— TRECHO DO TEXTO —
== == ==

Podemos achar que transportar grão em container é mais caro, só que o transporte tem seu valor aferido no destino. “Considerando o acréscimo no valor pela garantia da procedência e a redução de custo na parte marítima com a nova geração de navios de grande capacidade, o sistema terá um lucro por volta de 20% a mais no destino”, afirma o especialista em transporte Eduardo David. Eduardo realizou vários estudos durante seu pós-doutorado na Alemanha, e entende que esta é uma oportunidade única para o país, que a ação é de simples aplicação e pode ser iniciado ainda este ano.

Em uma segunda etapa, o alteamento em cerca de 1,50m dos 16 túneis que ligam o porto de Itaguaí ao Porto de Santos pela ferrovia possibilitará o transporte destes containers em vagões double stack (contêineres empilhados). A redução do frete marítimo para o comércio com a China, maior parceiro comercial do Brasil, através de contêiner, pode superar 30% por conta da distância. Além disso, como mais de 80% dos contêineres movimentados em Santos têm destino o planalto, haveria redução até mesmo no transporte interno. Portanto, a geografia favorece Itaguaí, e transformar o Porto no maior Hub do Atlântico Sul é sobretudo uma decisão para políticos que têm compromisso com a sociedade.

== == ==

— EXERCÍCIO PROPOSTO 1 —
Você pode transcrever, palavra por palavra, o trecho inteiro sobre o porto de Itaguaí?

== == ==

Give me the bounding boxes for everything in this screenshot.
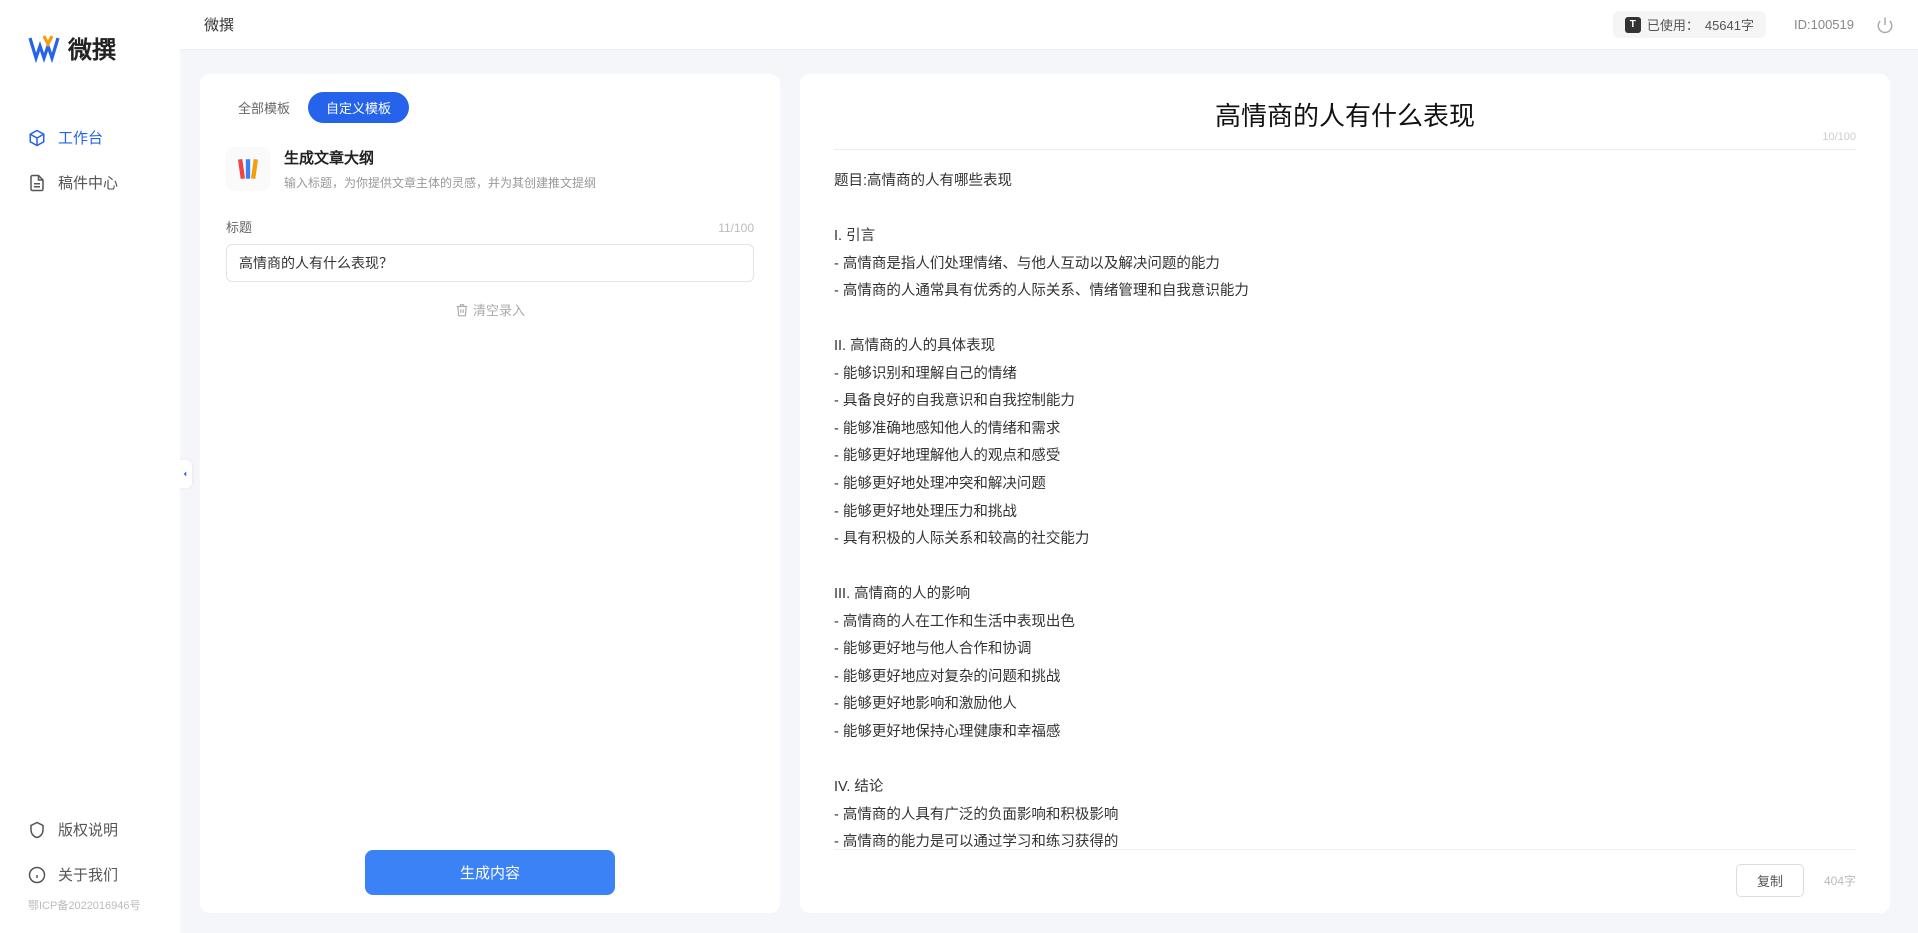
usage-pill[interactable]: T 已使用： 45641字	[1613, 11, 1766, 38]
title-input[interactable]	[226, 244, 754, 282]
template-title: 生成文章大纲	[284, 147, 754, 168]
document-icon	[28, 174, 46, 192]
sidebar-item-label: 工作台	[58, 127, 103, 148]
panel-output: 高情商的人有什么表现 10/100 题目:高情商的人有哪些表现 I. 引言 - …	[800, 74, 1890, 913]
sidebar-item-about[interactable]: 关于我们	[0, 852, 180, 897]
panel-template: 全部模板 自定义模板 生成文章大纲 输入标题，为你提供文章主体的灵感，并为其创建…	[200, 74, 780, 913]
word-count: 404字	[1824, 872, 1856, 889]
content-row: 全部模板 自定义模板 生成文章大纲 输入标题，为你提供文章主体的灵感，并为其创建…	[180, 50, 1918, 933]
main: 微撰 T 已使用： 45641字 ID:100519 全部模板 自定义模板	[180, 0, 1918, 933]
clear-input-button[interactable]: 清空录入	[455, 300, 525, 319]
copy-button[interactable]: 复制	[1736, 864, 1804, 897]
doc-title-row: 高情商的人有什么表现 10/100	[834, 96, 1856, 150]
user-id: ID:100519	[1794, 17, 1854, 32]
sidebar-item-label: 版权说明	[58, 819, 118, 840]
sidebar-item-copyright[interactable]: 版权说明	[0, 807, 180, 852]
sidebar-collapse-button[interactable]	[178, 460, 192, 488]
info-icon	[28, 866, 46, 884]
logo: 微撰	[0, 30, 180, 115]
form-title-block: 标题 11/100	[200, 209, 780, 282]
books-icon	[226, 147, 270, 191]
sidebar-item-label: 稿件中心	[58, 172, 118, 193]
power-icon[interactable]	[1876, 16, 1894, 34]
chevron-left-icon	[180, 469, 190, 479]
usage-label: 已使用：	[1647, 15, 1699, 34]
icp-text: 鄂ICP备2022016946号	[0, 897, 180, 913]
title-label: 标题	[226, 217, 252, 236]
clear-input-label: 清空录入	[473, 300, 525, 319]
text-badge-icon: T	[1625, 17, 1641, 33]
cube-icon	[28, 129, 46, 147]
template-card: 生成文章大纲 输入标题，为你提供文章主体的灵感，并为其创建推文提纲	[200, 137, 780, 209]
sidebar-item-label: 关于我们	[58, 864, 118, 885]
usage-value: 45641字	[1705, 15, 1754, 34]
tab-all-templates[interactable]: 全部模板	[220, 92, 308, 123]
topbar: 微撰 T 已使用： 45641字 ID:100519	[180, 0, 1918, 50]
doc-body[interactable]: 题目:高情商的人有哪些表现 I. 引言 - 高情商是指人们处理情绪、与他人互动以…	[834, 168, 1856, 849]
sidebar-item-drafts[interactable]: 稿件中心	[0, 160, 180, 205]
sidebar: 微撰 工作台 稿件中心 版权说明 关于我们 鄂ICP备2022016946号	[0, 0, 180, 933]
doc-footer: 复制 404字	[834, 849, 1856, 897]
sidebar-item-workspace[interactable]: 工作台	[0, 115, 180, 160]
sidebar-nav: 工作台 稿件中心	[0, 115, 180, 807]
logo-mark-icon	[28, 32, 60, 64]
title-counter: 11/100	[718, 221, 754, 235]
sidebar-bottom: 版权说明 关于我们 鄂ICP备2022016946号	[0, 807, 180, 933]
doc-title[interactable]: 高情商的人有什么表现	[834, 96, 1856, 133]
shield-icon	[28, 821, 46, 839]
tab-custom-templates[interactable]: 自定义模板	[308, 92, 409, 123]
page-title: 微撰	[204, 14, 234, 35]
template-tabs: 全部模板 自定义模板	[200, 92, 780, 137]
logo-text: 微撰	[68, 30, 116, 65]
generate-button[interactable]: 生成内容	[365, 850, 615, 895]
template-subtitle: 输入标题，为你提供文章主体的灵感，并为其创建推文提纲	[284, 174, 754, 191]
doc-title-counter: 10/100	[1822, 131, 1856, 143]
trash-icon	[455, 303, 469, 317]
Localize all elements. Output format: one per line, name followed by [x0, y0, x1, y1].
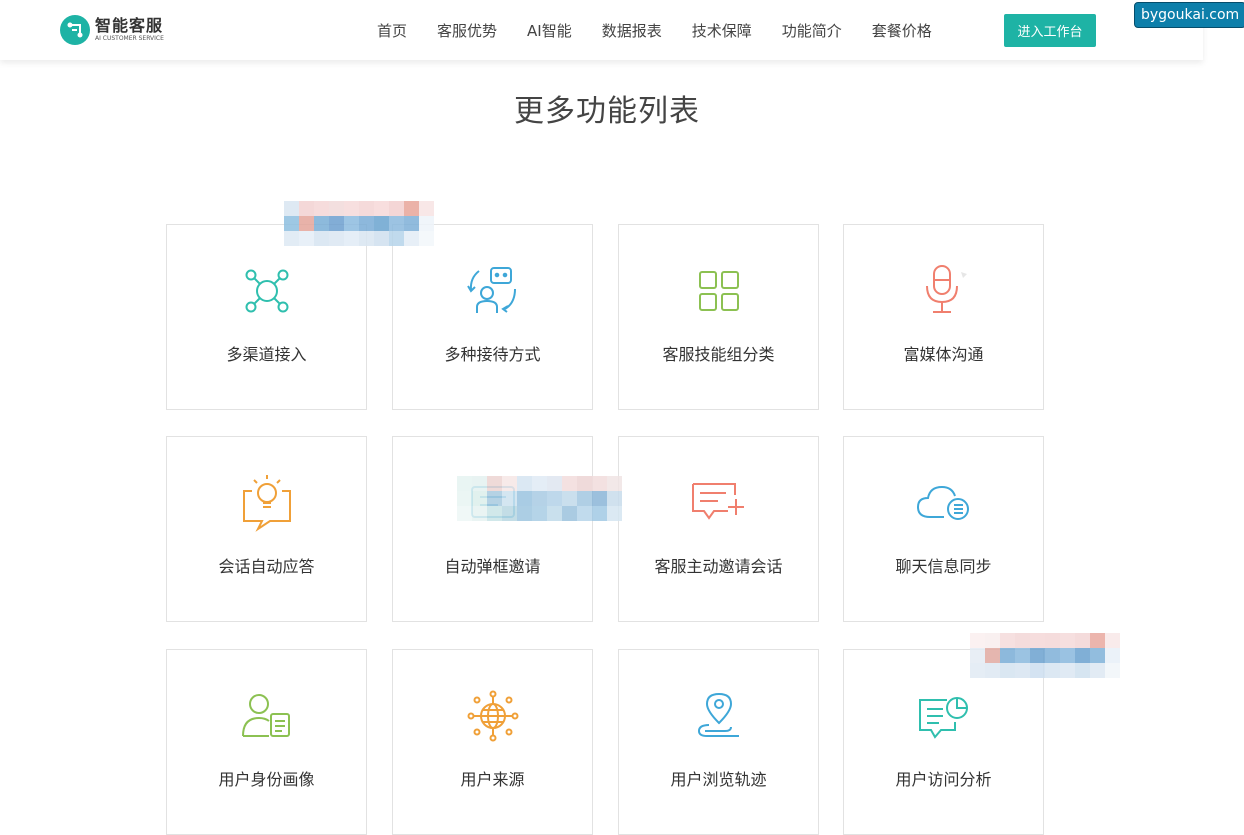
feature-label: 多种接待方式: [444, 345, 541, 364]
feature-label: 会话自动应答: [218, 557, 315, 576]
feature-label: 用户来源: [460, 770, 525, 789]
microphone-icon: [844, 265, 1043, 317]
feature-card[interactable]: 用户来源: [392, 649, 593, 835]
logo-title: 智能客服: [95, 16, 164, 35]
cloud-sync-icon: [844, 477, 1043, 529]
blurred-overlay: [970, 633, 1120, 678]
feature-label: 用户身份画像: [218, 770, 315, 789]
chat-analytics-icon: [844, 690, 1043, 742]
feature-label: 客服主动邀请会话: [654, 557, 783, 576]
chat-add-icon: [619, 477, 818, 529]
logo-icon: [60, 15, 90, 45]
blurred-overlay: [457, 476, 622, 521]
blurred-overlay: [284, 201, 434, 246]
nav-reports[interactable]: 数据报表: [602, 20, 662, 41]
nav-advantages[interactable]: 客服优势: [437, 20, 497, 41]
watermark-badge: bygoukai.com: [1134, 2, 1244, 28]
feature-card[interactable]: 客服技能组分类: [618, 224, 819, 410]
feature-label: 富媒体沟通: [903, 345, 984, 364]
reception-cycle-icon: [393, 265, 592, 317]
nav-features[interactable]: 功能简介: [782, 20, 842, 41]
feature-card[interactable]: 聊天信息同步: [843, 436, 1044, 622]
feature-label: 聊天信息同步: [895, 557, 992, 576]
globe-source-icon: [393, 690, 592, 742]
nav-tech[interactable]: 技术保障: [692, 20, 752, 41]
feature-card[interactable]: 多种接待方式: [392, 224, 593, 410]
nav-home[interactable]: 首页: [377, 20, 407, 41]
section-title: 更多功能列表: [514, 94, 700, 129]
feature-card[interactable]: 多渠道接入: [166, 224, 367, 410]
network-nodes-icon: [167, 265, 366, 317]
feature-card[interactable]: 自动弹框邀请: [392, 436, 593, 622]
feature-label: 客服技能组分类: [662, 345, 775, 364]
grid-apps-icon: [619, 265, 818, 317]
enter-workspace-button[interactable]: 进入工作台: [1004, 14, 1096, 47]
feature-label: 用户访问分析: [895, 770, 992, 789]
feature-card[interactable]: 客服主动邀请会话: [618, 436, 819, 622]
lightbulb-chat-icon: [167, 475, 366, 532]
logo-subtitle: AI CUSTOMER SERVICE: [95, 35, 164, 42]
location-path-icon: [619, 690, 818, 742]
feature-label: 用户浏览轨迹: [670, 770, 767, 789]
nav-pricing[interactable]: 套餐价格: [872, 20, 932, 41]
feature-card[interactable]: 用户身份画像: [166, 649, 367, 835]
user-profile-icon: [167, 690, 366, 742]
feature-card[interactable]: 富媒体沟通: [843, 224, 1044, 410]
nav-ai[interactable]: AI智能: [527, 20, 572, 41]
top-navbar: 智能客服 AI CUSTOMER SERVICE 首页 客服优势 AI智能 数据…: [0, 0, 1203, 60]
feature-card[interactable]: 会话自动应答: [166, 436, 367, 622]
main-nav: 首页 客服优势 AI智能 数据报表 技术保障 功能简介 套餐价格: [362, 0, 947, 60]
feature-label: 自动弹框邀请: [444, 557, 541, 576]
feature-card[interactable]: 用户浏览轨迹: [618, 649, 819, 835]
logo[interactable]: 智能客服 AI CUSTOMER SERVICE: [60, 14, 164, 46]
feature-label: 多渠道接入: [226, 345, 307, 364]
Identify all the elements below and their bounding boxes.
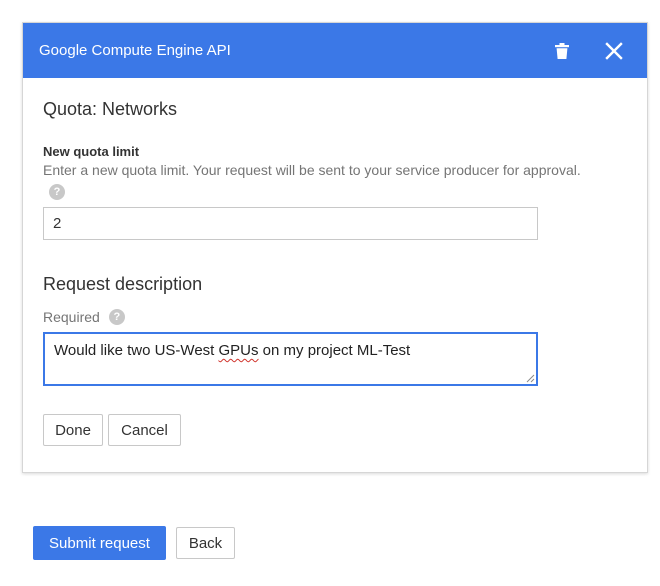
back-button[interactable]: Back	[176, 527, 235, 559]
done-button[interactable]: Done	[43, 414, 103, 446]
dialog-title: Google Compute Engine API	[39, 42, 231, 59]
dialog-header: Google Compute Engine API	[23, 23, 647, 78]
new-quota-limit-label: New quota limit	[43, 144, 140, 159]
description-text-end: on my project ML-Test	[258, 342, 411, 359]
new-quota-limit-help: Enter a new quota limit. Your request wi…	[43, 162, 581, 178]
request-description-textarea[interactable]: Would like two US-West GPUs on my projec…	[43, 332, 538, 386]
submit-request-button[interactable]: Submit request	[33, 526, 166, 560]
resize-handle-icon[interactable]	[526, 374, 535, 383]
required-row: Required ?	[43, 309, 125, 325]
request-description-heading: Request description	[43, 274, 203, 294]
close-icon[interactable]	[600, 37, 628, 65]
trash-icon[interactable]	[548, 37, 576, 65]
required-label: Required	[43, 309, 100, 325]
quota-heading: Quota: Networks	[43, 99, 178, 119]
quota-limit-input[interactable]	[43, 207, 538, 240]
help-icon[interactable]: ?	[108, 309, 125, 325]
spellcheck-flagged-word: GPUs	[218, 342, 259, 359]
quota-request-dialog: Google Compute Engine API Quota: Network…	[22, 22, 648, 473]
help-icon[interactable]: ?	[49, 184, 65, 200]
description-text-start: Would like two US-West	[54, 342, 219, 359]
cancel-button[interactable]: Cancel	[108, 414, 181, 446]
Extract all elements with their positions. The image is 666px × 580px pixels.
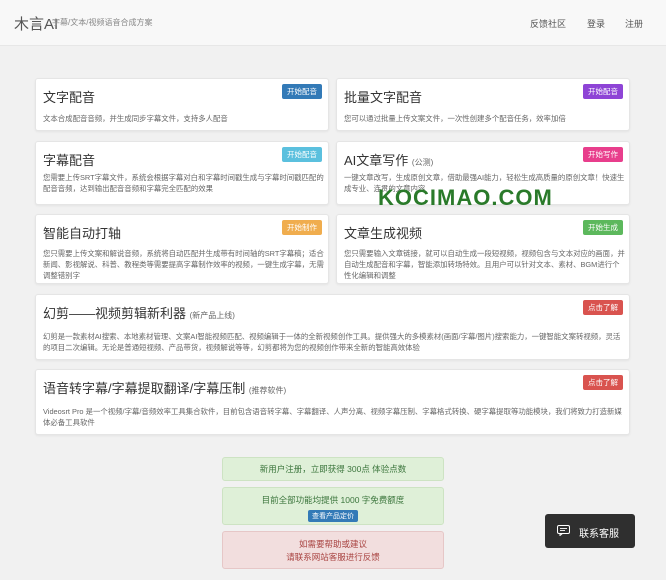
card-text-dubbing: 文字配音 开始配音 文本合成配音音频，并生成同步字幕文件，支持多人配音 [35, 78, 329, 131]
card-description: 您只需要上传文案和解说音频，系统将自动匹配并生成带有时间轴的SRT字幕稿；适合新… [43, 249, 324, 280]
free-quota-notice: 目前全部功能均提供 1000 字免费额度 查看产品定价 [222, 487, 444, 525]
start-dubbing-button[interactable]: 开始配音 [282, 84, 322, 99]
card-title: 批量文字配音 [344, 90, 423, 105]
register-bonus-notice: 新用户注册，立即获得 300点 体验点数 [222, 457, 444, 481]
chat-icon [557, 525, 570, 536]
start-generating-button[interactable]: 开始生成 [583, 220, 623, 235]
learn-more-videosrt-button[interactable]: 点击了解 [583, 375, 623, 390]
free-quota-text: 目前全部功能均提供 1000 字免费额度 [261, 495, 405, 505]
card-auto-timeline: 智能自动打轴 开始制作 您只需要上传文案和解说音频，系统将自动匹配并生成带有时间… [35, 214, 329, 284]
help-line-1: 如需要帮助或建议 [298, 539, 367, 549]
help-line-2[interactable]: 请联系网站客服进行反馈 [223, 551, 443, 564]
card-title: 智能自动打轴 [43, 226, 122, 241]
brand-subtitle: 字幕/文本/视频语音合成方案 [52, 18, 153, 27]
help-feedback-notice: 如需要帮助或建议 请联系网站客服进行反馈 [222, 531, 444, 569]
card-batch-text-dubbing: 批量文字配音 开始配音 您可以通过批量上传文案文件，一次性创建多个配音任务，效率… [336, 78, 630, 131]
card-description: 您只需要输入文章链接，就可以自动生成一段短视频，视频包含与文本对应的画面，并自动… [344, 249, 625, 280]
card-description: 您需要上传SRT字幕文件，系统会根据字幕对白和字幕时间戳生成与字幕时间戳匹配的配… [43, 173, 324, 193]
card-title: AI文章写作 (公测) [344, 153, 434, 168]
start-subtitle-dubbing-button[interactable]: 开始配音 [282, 147, 322, 162]
start-making-button[interactable]: 开始制作 [282, 220, 322, 235]
view-pricing-button[interactable]: 查看产品定价 [308, 510, 358, 522]
nav-register[interactable]: 注册 [625, 17, 643, 30]
card-article-to-video: 文章生成视频 开始生成 您只需要输入文章链接，就可以自动生成一段短视频，视频包含… [336, 214, 630, 284]
card-description: 您可以通过批量上传文案文件，一次性创建多个配音任务，效率加倍 [344, 114, 566, 123]
nav-login[interactable]: 登录 [587, 17, 605, 30]
start-writing-button[interactable]: 开始写作 [583, 147, 623, 162]
card-title: 幻剪——视频剪辑新利器 (新产品上线) [43, 306, 235, 321]
contact-support-label: 联系客服 [579, 529, 619, 540]
start-batch-dubbing-button[interactable]: 开始配音 [583, 84, 623, 99]
card-description: 幻剪是一款素材AI搜索、本地素材管理、文案AI智能视频匹配、视频编辑于一体的全新… [43, 332, 621, 352]
card-videosrt-pro: 语音转字幕/字幕提取翻译/字幕压制 (推荐软件) 点击了解 Videosrt P… [35, 369, 630, 435]
watermark-logo: KOCIMAO.COM [378, 185, 553, 210]
card-huanjian: 幻剪——视频剪辑新利器 (新产品上线) 点击了解 幻剪是一款素材AI搜索、本地素… [35, 294, 630, 360]
card-title: 文章生成视频 [344, 226, 423, 241]
card-description: 文本合成配音音频，并生成同步字幕文件，支持多人配音 [43, 114, 228, 123]
card-subtitle-dubbing: 字幕配音 开始配音 您需要上传SRT字幕文件，系统会根据字幕对白和字幕时间戳生成… [35, 141, 329, 205]
top-navbar: 木言AI 字幕/文本/视频语音合成方案 反馈社区 登录 注册 [0, 0, 666, 46]
card-title: 语音转字幕/字幕提取翻译/字幕压制 (推荐软件) [43, 381, 287, 396]
contact-support-button[interactable]: 联系客服 [545, 514, 635, 548]
card-title: 字幕配音 [43, 153, 96, 168]
nav-feedback-community[interactable]: 反馈社区 [530, 17, 566, 30]
learn-more-huanjian-button[interactable]: 点击了解 [583, 300, 623, 315]
card-title: 文字配音 [43, 90, 96, 105]
card-description: Videosrt Pro 是一个视频/字幕/音频效率工具集合软件，目前包含语音转… [43, 407, 622, 427]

== == ==

— EXERCÍCIO PROPOSTO 2 —
Nas linhas apresentadas depois do trecho, cite literalmente da linha que contém "card-text-dubbing: 文字配音 开始配音" até a linha que contém "chat-icon [557, 525, 570, 536]", incluindo as duas.

— SOLUÇÃO DA TAREFA 1 —
Podemos achar que transportar grão em container é mais caro, só que o transporte tem seu valor aferido no destino. “Considerando o acréscimo no valor pela garantia da procedência e a redução de custo na parte marítima com a nova geração de navios de grande capacidade, o sistema terá um lucro por volta de 20% a mais no destino”, afirma o especialista em transporte Eduardo David. Eduardo realizou vários estudos durante seu pós-doutorado na Alemanha, e entende que esta é uma oportunidade única para o país, que a ação é de simples aplicação e pode ser iniciado ainda este ano.

Em uma segunda etapa, o alteamento em cerca de 1,50m dos 16 túneis que ligam o porto de Itaguaí ao Porto de Santos pela ferrovia possibilitará o transporte destes containers em vagões double stack (contêineres empilhados). A redução do frete marítimo para o comércio com a China, maior parceiro comercial do Brasil, através de contêiner, pode superar 30% por conta da distância. Além disso, como mais de 80% dos contêineres movimentados em Santos têm destino o planalto, haveria redução até mesmo no transporte interno. Portanto, a geografia favorece Itaguaí, e transformar o Porto no maior Hub do Atlântico Sul é sobretudo uma decisão para políticos que têm compromisso com a sociedade.

— SOLUÇÃO DA TAREFA 2 —
card-text-dubbing: 文字配音 开始配音 文本合成配音音频，并生成同步字幕文件，支持多人配音 [35, 78, 329, 131]
card-description: 您只需要上传文案和解说音频，系统将自动匹配并生成带有时间轴的SRT字幕稿；适合新… [43, 249, 324, 280]
free-quota-notice: 目前全部功能均提供 1000 字免费额度 查看产品定价 [222, 487, 444, 525]
start-dubbing-button[interactable]: 开始配音 [282, 84, 322, 99]
card-title: 批量文字配音 [344, 90, 423, 105]
register-bonus-notice: 新用户注册，立即获得 300点 体验点数 [222, 457, 444, 481]
chat-icon [557, 525, 570, 536]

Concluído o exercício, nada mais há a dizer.